◆ Prompt ◆
Among the entries below, find how many lines carry the word "title" and state only that figure.

[Figure dataset records]
- - - - - - -

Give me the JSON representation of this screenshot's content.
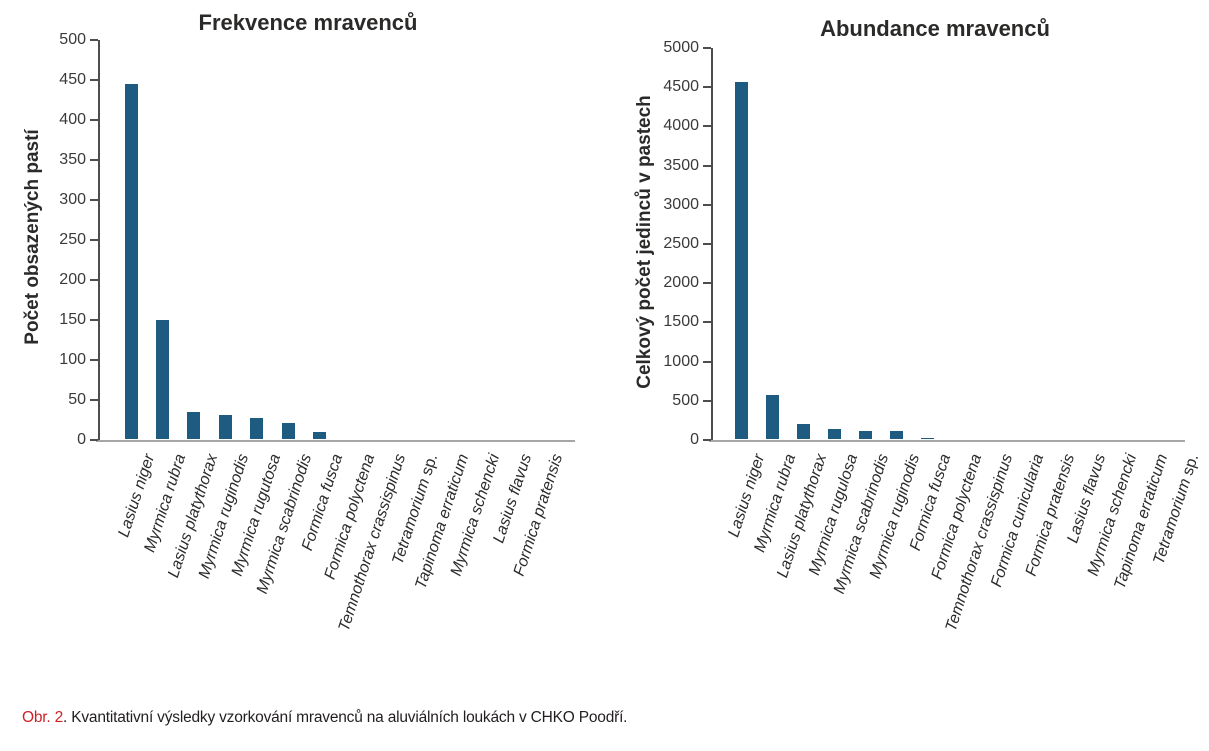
{
  "caption": {
    "label": "Obr. 2",
    "text": ". Kvantitativní výsledky vzorkování mravenců na aluviálních loukách v CHKO Poodří.",
    "label_color": "#cc2127"
  },
  "colors": {
    "bar": "#1d5c80",
    "axis_line": "#a6a6a6",
    "tick_line": "#4d4d4d"
  },
  "chart_data": [
    {
      "type": "bar",
      "title": "Frekvence mravenců",
      "ylabel": "Počet obsazených pastí",
      "xlabel": "",
      "categories": [
        "Lasius niger",
        "Myrmica rubra",
        "Lasius platythorax",
        "Myrmica ruginodis",
        "Myrmica rugutosa",
        "Myrmica scabrinodis",
        "Formica fusca",
        "Formica polyctena",
        "Temnothorax crassispinus",
        "Tetramorium sp.",
        "Tapinoma erraticum",
        "Myrmica schencki",
        "Lasius flavus",
        "Formica pratensis"
      ],
      "values": [
        445,
        150,
        35,
        31,
        28,
        21,
        10,
        0,
        0,
        0,
        0,
        0,
        0,
        0
      ],
      "ylim": [
        0,
        500
      ],
      "ytick_step": 50,
      "grid": false,
      "legend": "none",
      "bar_color": "#1d5c80"
    },
    {
      "type": "bar",
      "title": "Abundance mravenců",
      "ylabel": "Celkový počet jedinců v pastech",
      "xlabel": "",
      "categories": [
        "Lasius niger",
        "Myrmica rubra",
        "Lasius platythorax",
        "Myrmica rugulosa",
        "Myrmica scabrinodis",
        "Myrmica ruginodis",
        "Formica fusca",
        "Formica polyctena",
        "Temnothorax crassispinus",
        "Formica cunicularia",
        "Formica pratensis",
        "Lasius flavus",
        "Myrmica schencki",
        "Tapinoma erraticum",
        "Tetramorium sp."
      ],
      "values": [
        4560,
        580,
        210,
        140,
        110,
        110,
        30,
        0,
        0,
        0,
        0,
        0,
        0,
        0,
        0
      ],
      "ylim": [
        0,
        5000
      ],
      "ytick_step": 500,
      "grid": false,
      "legend": "none",
      "bar_color": "#1d5c80"
    }
  ]
}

- - - - - - -

◆ Final answer ◆
2